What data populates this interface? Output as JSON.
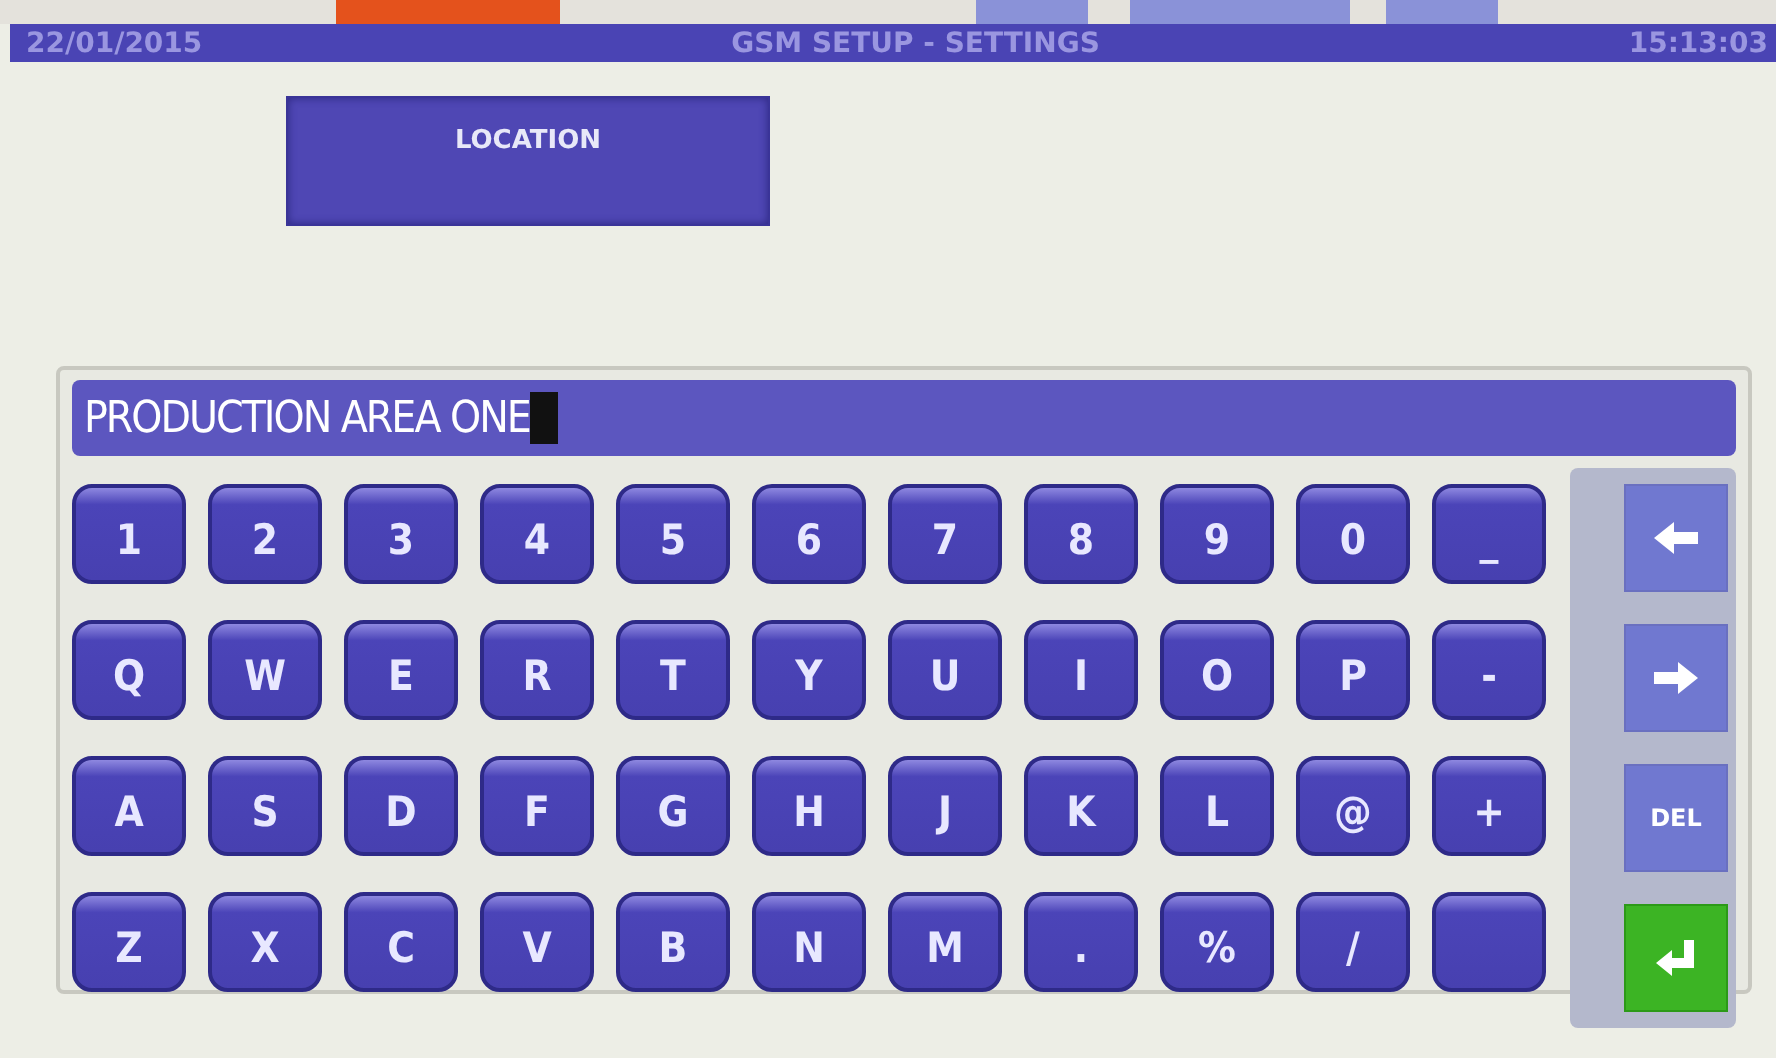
{
  "header": {
    "date": "22/01/2015",
    "title": "GSM SETUP - SETTINGS",
    "time": "15:13:03"
  },
  "field_button": {
    "label": "LOCATION"
  },
  "input": {
    "value": "PRODUCTION AREA ONE"
  },
  "keys": [
    [
      "1",
      "2",
      "3",
      "4",
      "5",
      "6",
      "7",
      "8",
      "9",
      "0",
      "_"
    ],
    [
      "Q",
      "W",
      "E",
      "R",
      "T",
      "Y",
      "U",
      "I",
      "O",
      "P",
      "-"
    ],
    [
      "A",
      "S",
      "D",
      "F",
      "G",
      "H",
      "J",
      "K",
      "L",
      "@",
      "+"
    ],
    [
      "Z",
      "X",
      "C",
      "V",
      "B",
      "N",
      "M",
      ".",
      "%",
      "/",
      {
        "kind": "space"
      }
    ]
  ],
  "side_keys": [
    {
      "kind": "left"
    },
    {
      "kind": "right"
    },
    {
      "kind": "text",
      "label": "DEL"
    },
    {
      "kind": "enter"
    }
  ]
}
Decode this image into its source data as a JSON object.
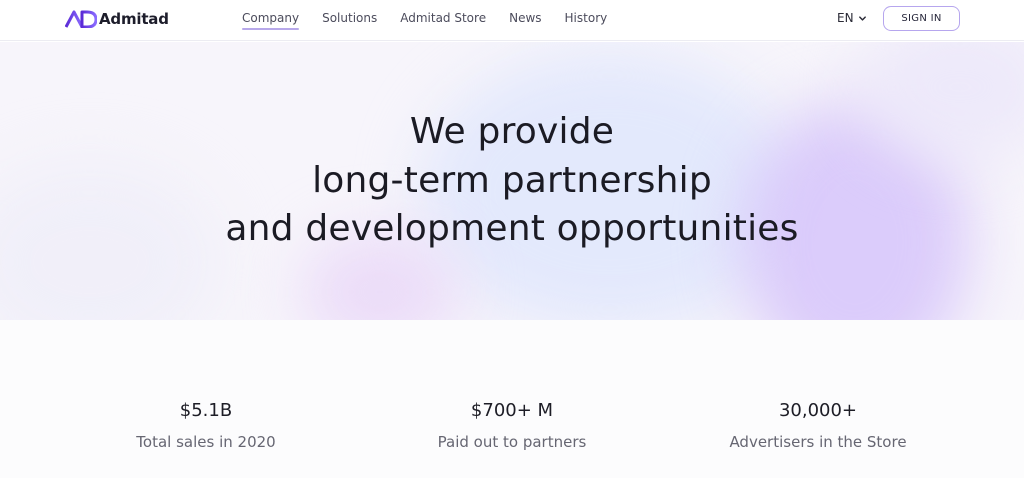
{
  "header": {
    "logo_text": "Admitad",
    "nav": [
      {
        "label": "Company",
        "active": true
      },
      {
        "label": "Solutions",
        "active": false
      },
      {
        "label": "Admitad Store",
        "active": false
      },
      {
        "label": "News",
        "active": false
      },
      {
        "label": "History",
        "active": false
      }
    ],
    "language": "EN",
    "signin_label": "SIGN IN"
  },
  "hero": {
    "title_lines": [
      "We provide",
      "long-term partnership",
      "and development opportunities"
    ]
  },
  "stats": [
    {
      "value": "$5.1B",
      "label": "Total sales in 2020"
    },
    {
      "value": "$700+ M",
      "label": "Paid out to partners"
    },
    {
      "value": "30,000+",
      "label": "Advertisers in the Store"
    }
  ],
  "colors": {
    "brand": "#7c5cff",
    "accent_underline": "#b7a8ea",
    "signin_border": "#b6a6ee",
    "text_dark": "#1b1b24",
    "text_muted": "#666672"
  },
  "icons": {
    "logo": "admitad-logo-icon",
    "language_chevron": "chevron-down-icon"
  }
}
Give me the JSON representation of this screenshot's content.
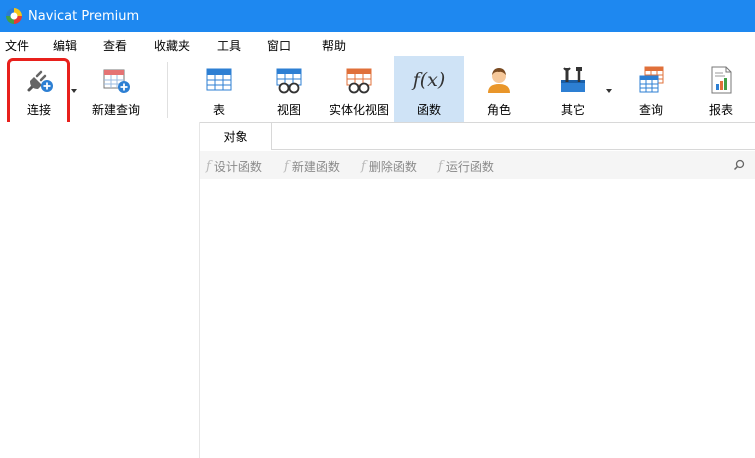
{
  "window": {
    "title": "Navicat Premium"
  },
  "menu": [
    "文件",
    "编辑",
    "查看",
    "收藏夹",
    "工具",
    "窗口",
    "帮助"
  ],
  "toolbar": {
    "connect_label": "连接",
    "new_query_label": "新建查询",
    "table_label": "表",
    "view_label": "视图",
    "mat_view_label": "实体化视图",
    "function_label": "函数",
    "role_label": "角色",
    "other_label": "其它",
    "query_label": "查询",
    "report_label": "报表",
    "function_icon_text": "f(x)"
  },
  "tabs": {
    "object_label": "对象"
  },
  "object_toolbar": {
    "design_label": "设计函数",
    "new_label": "新建函数",
    "delete_label": "删除函数",
    "run_label": "运行函数",
    "fx": "f"
  },
  "colors": {
    "titlebar": "#1e88f0",
    "active_tool": "#cfe3f6",
    "highlight": "#e8201c"
  }
}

────

__WRITTEN EXERCISE__: Above are the records. Copy every line in them holding "value".

__SOLUTION FOR THIS PROBLEM__:
    "value": "PRODUCTION AREA ONE"
      "value": "$5.1B",
      "value": "$700+ M",
      "value": "30,000+",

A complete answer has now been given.